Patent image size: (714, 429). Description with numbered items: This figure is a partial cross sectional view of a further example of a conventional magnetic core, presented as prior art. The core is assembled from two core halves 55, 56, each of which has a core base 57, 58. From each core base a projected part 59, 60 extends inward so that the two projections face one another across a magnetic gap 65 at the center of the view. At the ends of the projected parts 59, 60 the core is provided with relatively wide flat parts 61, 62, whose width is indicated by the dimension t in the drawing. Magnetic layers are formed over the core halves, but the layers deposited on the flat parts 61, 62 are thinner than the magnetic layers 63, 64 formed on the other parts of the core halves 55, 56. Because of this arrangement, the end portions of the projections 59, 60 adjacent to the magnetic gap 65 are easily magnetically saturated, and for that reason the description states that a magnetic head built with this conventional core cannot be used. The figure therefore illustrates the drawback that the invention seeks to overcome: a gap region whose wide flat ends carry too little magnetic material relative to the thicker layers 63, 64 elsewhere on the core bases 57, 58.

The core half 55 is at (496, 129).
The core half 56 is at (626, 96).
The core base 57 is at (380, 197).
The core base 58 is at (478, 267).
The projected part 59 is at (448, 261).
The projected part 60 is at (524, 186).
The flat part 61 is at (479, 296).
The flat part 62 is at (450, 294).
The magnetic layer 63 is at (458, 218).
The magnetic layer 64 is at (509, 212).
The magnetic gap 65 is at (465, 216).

> [SHORT TASK] Rewrite the lines of the records above as a numbered list, leaving out any blank lines.

> [EXERCISE RESPONSE]
1. Patent image size: (714, 429). Description with numbered items: This figure is a partial cross sectional view of a further example of a conventional magnetic core, presented as prior art. The core is assembled from two core halves 55, 56, each of which has a core base 57, 58. From each core base a projected part 59, 60 extends inward so that the two projections face one another across a magnetic gap 65 at the center of the view. At the ends of the projected parts 59, 60 the core is provided with relatively wide flat parts 61, 62, whose width is indicated by the dimension t in the drawing. Magnetic layers are formed over the core halves, but the layers deposited on the flat parts 61, 62 are thinner than the magnetic layers 63, 64 formed on the other parts of the core halves 55, 56. Because of this arrangement, the end portions of the projections 59, 60 adjacent to the magnetic gap 65 are easily magnetically saturated, and for that reason the description states that a magnetic head built with this conventional core cannot be used. The figure therefore illustrates the drawback that the invention seeks to overcome: a gap region whose wide flat ends carry too little magnetic material relative to the thicker layers 63, 64 elsewhere on the core bases 57, 58.
2. The core half 55 is at (496, 129).
3. The core half 56 is at (626, 96).
4. The core base 57 is at (380, 197).
5. The core base 58 is at (478, 267).
6. The projected part 59 is at (448, 261).
7. The projected part 60 is at (524, 186).
8. The flat part 61 is at (479, 296).
9. The flat part 62 is at (450, 294).
10. The magnetic layer 63 is at (458, 218).
11. The magnetic layer 64 is at (509, 212).
12. The magnetic gap 65 is at (465, 216).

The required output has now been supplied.